> _Required work_:
Identify the lines in the data below that contain "Relative" and give only how many there are.

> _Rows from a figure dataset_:
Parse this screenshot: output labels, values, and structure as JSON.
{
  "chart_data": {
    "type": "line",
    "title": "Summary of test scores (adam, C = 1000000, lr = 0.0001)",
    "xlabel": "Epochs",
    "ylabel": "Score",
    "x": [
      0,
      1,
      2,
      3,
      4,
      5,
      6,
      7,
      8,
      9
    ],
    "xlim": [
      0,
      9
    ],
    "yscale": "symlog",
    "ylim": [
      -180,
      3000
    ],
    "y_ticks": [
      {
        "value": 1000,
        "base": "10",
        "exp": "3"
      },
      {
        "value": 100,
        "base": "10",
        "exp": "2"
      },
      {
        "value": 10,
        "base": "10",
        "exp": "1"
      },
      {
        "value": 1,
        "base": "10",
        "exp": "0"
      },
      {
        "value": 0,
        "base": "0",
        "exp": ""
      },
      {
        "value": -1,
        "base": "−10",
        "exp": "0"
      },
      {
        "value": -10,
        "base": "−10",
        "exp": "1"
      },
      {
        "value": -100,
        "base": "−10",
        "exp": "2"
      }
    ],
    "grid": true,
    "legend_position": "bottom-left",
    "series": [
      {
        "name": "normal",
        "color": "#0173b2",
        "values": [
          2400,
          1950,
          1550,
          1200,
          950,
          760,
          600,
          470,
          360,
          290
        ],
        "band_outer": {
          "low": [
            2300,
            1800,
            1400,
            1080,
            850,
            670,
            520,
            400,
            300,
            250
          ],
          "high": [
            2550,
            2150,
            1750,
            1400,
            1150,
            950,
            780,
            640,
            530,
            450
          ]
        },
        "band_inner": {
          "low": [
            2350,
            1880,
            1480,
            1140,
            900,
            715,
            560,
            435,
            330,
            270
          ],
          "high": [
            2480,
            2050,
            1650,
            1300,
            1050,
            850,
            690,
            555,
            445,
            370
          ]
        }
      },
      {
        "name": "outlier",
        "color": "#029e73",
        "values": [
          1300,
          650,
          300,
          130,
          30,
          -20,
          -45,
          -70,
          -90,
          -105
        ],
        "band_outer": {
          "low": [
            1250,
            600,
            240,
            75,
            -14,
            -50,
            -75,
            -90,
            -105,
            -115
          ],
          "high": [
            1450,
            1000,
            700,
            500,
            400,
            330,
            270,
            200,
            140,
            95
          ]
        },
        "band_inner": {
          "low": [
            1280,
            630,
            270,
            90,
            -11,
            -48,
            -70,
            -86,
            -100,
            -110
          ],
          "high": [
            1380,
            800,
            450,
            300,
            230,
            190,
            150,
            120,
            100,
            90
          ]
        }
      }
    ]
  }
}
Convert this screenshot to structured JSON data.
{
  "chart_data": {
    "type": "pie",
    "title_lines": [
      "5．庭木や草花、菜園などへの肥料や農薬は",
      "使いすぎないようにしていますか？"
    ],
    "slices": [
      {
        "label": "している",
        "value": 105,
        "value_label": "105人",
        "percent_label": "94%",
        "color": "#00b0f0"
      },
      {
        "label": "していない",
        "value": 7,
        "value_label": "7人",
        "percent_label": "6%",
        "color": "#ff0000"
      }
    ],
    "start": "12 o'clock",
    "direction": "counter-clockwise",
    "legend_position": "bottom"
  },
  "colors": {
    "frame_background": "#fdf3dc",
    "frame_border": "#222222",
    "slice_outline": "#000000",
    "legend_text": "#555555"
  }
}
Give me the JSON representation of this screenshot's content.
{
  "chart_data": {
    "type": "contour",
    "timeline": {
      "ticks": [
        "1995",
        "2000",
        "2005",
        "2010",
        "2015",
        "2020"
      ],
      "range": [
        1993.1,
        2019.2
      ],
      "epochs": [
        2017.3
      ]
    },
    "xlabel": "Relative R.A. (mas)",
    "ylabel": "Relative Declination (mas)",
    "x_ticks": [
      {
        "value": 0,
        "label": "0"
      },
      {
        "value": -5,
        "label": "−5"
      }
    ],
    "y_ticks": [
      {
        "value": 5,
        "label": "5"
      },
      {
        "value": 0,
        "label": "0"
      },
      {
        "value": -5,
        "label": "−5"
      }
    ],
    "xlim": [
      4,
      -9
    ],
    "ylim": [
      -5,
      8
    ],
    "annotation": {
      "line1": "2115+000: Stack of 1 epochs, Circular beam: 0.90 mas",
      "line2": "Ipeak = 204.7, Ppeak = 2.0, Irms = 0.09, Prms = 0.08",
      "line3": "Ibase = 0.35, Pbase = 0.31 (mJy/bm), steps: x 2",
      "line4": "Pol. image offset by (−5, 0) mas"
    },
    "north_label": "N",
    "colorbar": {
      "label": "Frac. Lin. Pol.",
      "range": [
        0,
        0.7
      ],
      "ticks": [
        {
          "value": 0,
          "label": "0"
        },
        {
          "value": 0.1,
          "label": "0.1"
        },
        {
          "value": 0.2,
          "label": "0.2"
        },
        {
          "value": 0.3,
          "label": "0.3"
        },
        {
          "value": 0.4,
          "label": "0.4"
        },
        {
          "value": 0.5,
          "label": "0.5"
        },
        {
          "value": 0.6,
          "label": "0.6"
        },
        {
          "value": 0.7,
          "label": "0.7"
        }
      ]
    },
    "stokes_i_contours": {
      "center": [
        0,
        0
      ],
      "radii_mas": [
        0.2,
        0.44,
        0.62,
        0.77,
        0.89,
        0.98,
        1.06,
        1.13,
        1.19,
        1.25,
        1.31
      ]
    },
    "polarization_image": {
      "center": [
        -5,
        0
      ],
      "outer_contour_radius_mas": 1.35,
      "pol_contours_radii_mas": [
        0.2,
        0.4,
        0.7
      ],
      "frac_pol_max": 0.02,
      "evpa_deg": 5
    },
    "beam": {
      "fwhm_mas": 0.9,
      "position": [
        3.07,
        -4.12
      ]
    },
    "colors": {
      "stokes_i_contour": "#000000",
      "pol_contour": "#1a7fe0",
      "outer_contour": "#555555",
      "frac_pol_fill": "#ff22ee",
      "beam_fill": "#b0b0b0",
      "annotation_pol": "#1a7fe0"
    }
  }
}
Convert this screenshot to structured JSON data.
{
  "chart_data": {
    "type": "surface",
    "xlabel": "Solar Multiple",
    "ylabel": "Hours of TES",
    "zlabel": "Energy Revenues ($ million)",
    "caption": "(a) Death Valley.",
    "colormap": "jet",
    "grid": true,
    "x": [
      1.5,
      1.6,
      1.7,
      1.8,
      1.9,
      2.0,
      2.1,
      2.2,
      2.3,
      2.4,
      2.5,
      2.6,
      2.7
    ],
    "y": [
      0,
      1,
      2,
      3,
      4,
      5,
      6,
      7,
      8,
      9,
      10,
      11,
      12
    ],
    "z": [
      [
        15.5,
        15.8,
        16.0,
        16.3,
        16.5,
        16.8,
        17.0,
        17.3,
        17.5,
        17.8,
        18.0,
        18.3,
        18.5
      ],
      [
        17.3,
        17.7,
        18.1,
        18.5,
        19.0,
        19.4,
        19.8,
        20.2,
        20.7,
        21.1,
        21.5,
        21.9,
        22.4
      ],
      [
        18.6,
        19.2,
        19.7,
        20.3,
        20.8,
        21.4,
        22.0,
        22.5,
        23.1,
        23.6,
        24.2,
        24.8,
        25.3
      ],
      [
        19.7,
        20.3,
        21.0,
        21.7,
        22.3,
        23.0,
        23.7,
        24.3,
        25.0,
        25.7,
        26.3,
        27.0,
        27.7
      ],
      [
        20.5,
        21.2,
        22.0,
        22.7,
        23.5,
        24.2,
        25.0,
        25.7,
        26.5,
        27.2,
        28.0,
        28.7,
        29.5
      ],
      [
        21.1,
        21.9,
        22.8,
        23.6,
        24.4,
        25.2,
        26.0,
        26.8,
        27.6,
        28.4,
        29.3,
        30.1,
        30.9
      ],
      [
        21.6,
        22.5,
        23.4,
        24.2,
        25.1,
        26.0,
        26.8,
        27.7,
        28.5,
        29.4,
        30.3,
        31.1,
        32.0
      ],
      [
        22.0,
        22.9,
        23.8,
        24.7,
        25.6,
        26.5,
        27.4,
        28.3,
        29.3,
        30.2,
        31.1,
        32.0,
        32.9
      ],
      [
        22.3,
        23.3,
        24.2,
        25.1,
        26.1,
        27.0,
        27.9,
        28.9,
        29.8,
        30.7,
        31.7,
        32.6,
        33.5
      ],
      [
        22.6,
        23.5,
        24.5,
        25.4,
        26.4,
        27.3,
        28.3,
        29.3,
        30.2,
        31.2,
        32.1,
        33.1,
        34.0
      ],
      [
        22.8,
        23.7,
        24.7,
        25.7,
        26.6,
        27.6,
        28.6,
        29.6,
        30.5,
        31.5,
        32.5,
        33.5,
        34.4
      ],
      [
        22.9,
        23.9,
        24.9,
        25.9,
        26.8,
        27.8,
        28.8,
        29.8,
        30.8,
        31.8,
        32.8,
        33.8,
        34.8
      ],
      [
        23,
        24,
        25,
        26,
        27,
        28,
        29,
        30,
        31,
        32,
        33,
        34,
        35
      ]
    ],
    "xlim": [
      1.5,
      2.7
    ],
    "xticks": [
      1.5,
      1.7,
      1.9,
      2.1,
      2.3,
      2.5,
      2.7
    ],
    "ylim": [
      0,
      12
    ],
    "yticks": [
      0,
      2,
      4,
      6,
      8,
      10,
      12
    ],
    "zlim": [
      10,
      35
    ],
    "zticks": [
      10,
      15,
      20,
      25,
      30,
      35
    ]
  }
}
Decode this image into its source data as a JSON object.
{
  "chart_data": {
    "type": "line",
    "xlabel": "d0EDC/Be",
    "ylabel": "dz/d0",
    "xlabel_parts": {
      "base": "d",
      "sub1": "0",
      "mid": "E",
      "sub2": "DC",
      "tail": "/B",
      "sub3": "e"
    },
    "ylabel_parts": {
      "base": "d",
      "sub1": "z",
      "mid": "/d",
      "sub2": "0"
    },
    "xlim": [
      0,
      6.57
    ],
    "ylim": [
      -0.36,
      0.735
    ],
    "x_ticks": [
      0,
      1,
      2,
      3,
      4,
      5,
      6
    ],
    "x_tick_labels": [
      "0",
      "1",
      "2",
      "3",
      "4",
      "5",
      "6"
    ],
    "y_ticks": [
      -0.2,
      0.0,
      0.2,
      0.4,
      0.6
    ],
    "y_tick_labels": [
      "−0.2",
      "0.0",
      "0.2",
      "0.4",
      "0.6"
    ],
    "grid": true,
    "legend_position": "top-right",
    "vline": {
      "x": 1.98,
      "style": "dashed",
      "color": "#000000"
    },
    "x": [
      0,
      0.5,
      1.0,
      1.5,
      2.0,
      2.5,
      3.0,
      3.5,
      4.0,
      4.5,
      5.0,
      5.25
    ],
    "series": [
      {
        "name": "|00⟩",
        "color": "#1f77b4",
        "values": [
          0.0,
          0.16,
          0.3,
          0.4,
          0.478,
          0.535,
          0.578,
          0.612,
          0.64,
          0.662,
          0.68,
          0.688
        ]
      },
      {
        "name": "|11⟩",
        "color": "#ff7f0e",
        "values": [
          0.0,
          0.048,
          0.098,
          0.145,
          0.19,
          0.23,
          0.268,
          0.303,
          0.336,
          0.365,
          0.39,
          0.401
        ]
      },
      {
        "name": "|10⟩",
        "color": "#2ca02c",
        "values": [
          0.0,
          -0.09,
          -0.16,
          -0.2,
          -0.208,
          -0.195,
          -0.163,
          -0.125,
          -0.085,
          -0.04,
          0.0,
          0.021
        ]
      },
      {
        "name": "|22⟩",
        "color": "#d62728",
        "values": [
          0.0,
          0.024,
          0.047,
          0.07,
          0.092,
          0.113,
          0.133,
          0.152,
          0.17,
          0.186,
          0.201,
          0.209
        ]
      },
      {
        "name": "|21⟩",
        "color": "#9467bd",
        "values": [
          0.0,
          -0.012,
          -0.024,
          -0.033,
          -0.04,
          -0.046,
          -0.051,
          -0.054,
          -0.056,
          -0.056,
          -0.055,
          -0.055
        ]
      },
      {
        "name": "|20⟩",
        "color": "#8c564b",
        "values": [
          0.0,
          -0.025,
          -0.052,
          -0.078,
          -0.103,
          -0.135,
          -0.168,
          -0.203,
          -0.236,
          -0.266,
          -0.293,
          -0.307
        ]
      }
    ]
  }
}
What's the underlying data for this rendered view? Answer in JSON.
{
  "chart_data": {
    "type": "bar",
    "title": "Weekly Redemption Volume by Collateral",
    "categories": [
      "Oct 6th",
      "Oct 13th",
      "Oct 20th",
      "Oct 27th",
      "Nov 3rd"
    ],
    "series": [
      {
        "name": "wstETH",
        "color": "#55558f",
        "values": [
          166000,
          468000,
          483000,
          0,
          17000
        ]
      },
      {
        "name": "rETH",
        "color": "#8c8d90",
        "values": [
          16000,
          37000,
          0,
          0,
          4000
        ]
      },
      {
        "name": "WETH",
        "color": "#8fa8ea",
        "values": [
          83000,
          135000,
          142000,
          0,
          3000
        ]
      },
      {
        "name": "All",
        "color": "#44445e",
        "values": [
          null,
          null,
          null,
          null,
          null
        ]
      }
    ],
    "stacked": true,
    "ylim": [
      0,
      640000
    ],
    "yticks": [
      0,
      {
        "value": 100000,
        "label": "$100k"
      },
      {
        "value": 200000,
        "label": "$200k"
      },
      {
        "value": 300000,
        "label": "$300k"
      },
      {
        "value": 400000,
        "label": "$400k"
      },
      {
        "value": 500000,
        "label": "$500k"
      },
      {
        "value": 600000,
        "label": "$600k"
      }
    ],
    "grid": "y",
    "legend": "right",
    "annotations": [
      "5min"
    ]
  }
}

> _Response to the task_:
2